>> BEGIN

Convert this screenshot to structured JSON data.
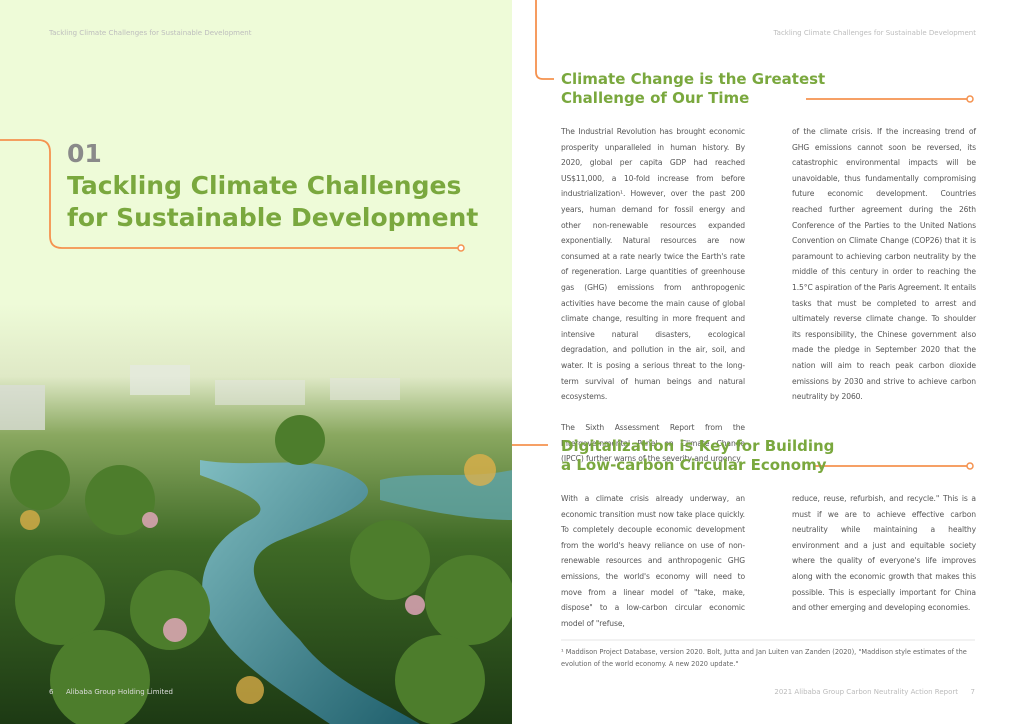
{
  "running_head": "Tackling Climate Challenges for Sustainable Development",
  "chapter": {
    "number": "01",
    "title_line1": "Tackling Climate Challenges",
    "title_line2": "for Sustainable Development"
  },
  "left_footer": {
    "page": "6",
    "company": "Alibaba Group Holding Limited"
  },
  "sections": [
    {
      "heading_line1": "Climate Change is the Greatest",
      "heading_line2": "Challenge of Our Time",
      "col1_p1": "The Industrial Revolution has brought economic prosperity unparalleled in human history. By 2020, global per capita GDP had reached US$11,000, a 10-fold increase from before industrialization¹. However, over the past 200 years, human demand for fossil energy and other non-renewable resources expanded exponentially. Natural resources are now consumed at a rate nearly twice the Earth's rate of regeneration. Large quantities of greenhouse gas (GHG) emissions from anthropogenic activities have become the main cause of global climate change, resulting in more frequent and intensive natural disasters, ecological degradation, and pollution in the air, soil, and water. It is posing a serious threat to the long-term survival of human beings and natural ecosystems.",
      "col1_p2": "The Sixth Assessment Report from the Intergovernmental Panel on Climate Change (IPCC) further warns of the severity and urgency",
      "col2": "of the climate crisis. If the increasing trend of GHG emissions cannot soon be reversed, its catastrophic environmental impacts will be unavoidable, thus fundamentally compromising future economic development. Countries reached further agreement during the 26th Conference of the Parties to the United Nations Convention on Climate Change (COP26) that it is paramount to achieving carbon neutrality by the middle of this century in order to reaching the 1.5°C aspiration of the Paris Agreement. It entails tasks that must be completed to arrest and ultimately reverse climate change. To shoulder its responsibility, the Chinese government also made the pledge in September 2020 that the nation will aim to reach peak carbon dioxide emissions by 2030 and strive to achieve carbon neutrality by 2060."
    },
    {
      "heading_line1": "Digitalization is Key for Building",
      "heading_line2": "a Low-carbon Circular Economy",
      "col1": "With a climate crisis already underway, an economic transition must now take place quickly. To completely decouple economic development from the world's heavy reliance on use of non-renewable resources and anthropogenic GHG emissions, the world's economy will need to move from a linear model of \"take, make, dispose\" to a low-carbon circular economic model of \"refuse,",
      "col2": "reduce, reuse, refurbish, and recycle.\" This is a must if we are to achieve effective carbon neutrality while maintaining a healthy environment and a just and equitable society where the quality of everyone's life improves along with the economic growth that makes this possible. This is especially important for China and other emerging and developing economies."
    }
  ],
  "footnote": "¹ Maddison Project Database, version 2020. Bolt, Jutta and Jan Luiten van Zanden (2020), \"Maddison style estimates of the evolution of the world economy. A new 2020 update.\"",
  "right_footer": {
    "report": "2021 Alibaba Group Carbon Neutrality Action Report",
    "page": "7"
  },
  "colors": {
    "green": "#7aa83e",
    "orange": "#f5924f",
    "bg_green": "#eefbd8"
  }
}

>> END

> [Request]: From the data above, write out everything exactly except the pictures.

> [The solution]:
Convert this screenshot to structured JSON data.
{
  "running_head": "Tackling Climate Challenges for Sustainable Development",
  "chapter": {
    "number": "01",
    "title_line1": "Tackling Climate Challenges",
    "title_line2": "for Sustainable Development"
  },
  "left_footer": {
    "page": "6",
    "company": "Alibaba Group Holding Limited"
  },
  "sections": [
    {
      "heading_line1": "Climate Change is the Greatest",
      "heading_line2": "Challenge of Our Time",
      "col1_p1": "The Industrial Revolution has brought economic prosperity unparalleled in human history. By 2020, global per capita GDP had reached US$11,000, a 10-fold increase from before industrialization¹. However, over the past 200 years, human demand for fossil energy and other non-renewable resources expanded exponentially. Natural resources are now consumed at a rate nearly twice the Earth's rate of regeneration. Large quantities of greenhouse gas (GHG) emissions from anthropogenic activities have become the main cause of global climate change, resulting in more frequent and intensive natural disasters, ecological degradation, and pollution in the air, soil, and water. It is posing a serious threat to the long-term survival of human beings and natural ecosystems.",
      "col1_p2": "The Sixth Assessment Report from the Intergovernmental Panel on Climate Change (IPCC) further warns of the severity and urgency",
      "col2": "of the climate crisis. If the increasing trend of GHG emissions cannot soon be reversed, its catastrophic environmental impacts will be unavoidable, thus fundamentally compromising future economic development. Countries reached further agreement during the 26th Conference of the Parties to the United Nations Convention on Climate Change (COP26) that it is paramount to achieving carbon neutrality by the middle of this century in order to reaching the 1.5°C aspiration of the Paris Agreement. It entails tasks that must be completed to arrest and ultimately reverse climate change. To shoulder its responsibility, the Chinese government also made the pledge in September 2020 that the nation will aim to reach peak carbon dioxide emissions by 2030 and strive to achieve carbon neutrality by 2060."
    },
    {
      "heading_line1": "Digitalization is Key for Building",
      "heading_line2": "a Low-carbon Circular Economy",
      "col1": "With a climate crisis already underway, an economic transition must now take place quickly. To completely decouple economic development from the world's heavy reliance on use of non-renewable resources and anthropogenic GHG emissions, the world's economy will need to move from a linear model of \"take, make, dispose\" to a low-carbon circular economic model of \"refuse,",
      "col2": "reduce, reuse, refurbish, and recycle.\" This is a must if we are to achieve effective carbon neutrality while maintaining a healthy environment and a just and equitable society where the quality of everyone's life improves along with the economic growth that makes this possible. This is especially important for China and other emerging and developing economies."
    }
  ],
  "footnote": "¹ Maddison Project Database, version 2020. Bolt, Jutta and Jan Luiten van Zanden (2020), \"Maddison style estimates of the evolution of the world economy. A new 2020 update.\"",
  "right_footer": {
    "report": "2021 Alibaba Group Carbon Neutrality Action Report",
    "page": "7"
  },
  "colors": {
    "green": "#7aa83e",
    "orange": "#f5924f",
    "bg_green": "#eefbd8"
  }
}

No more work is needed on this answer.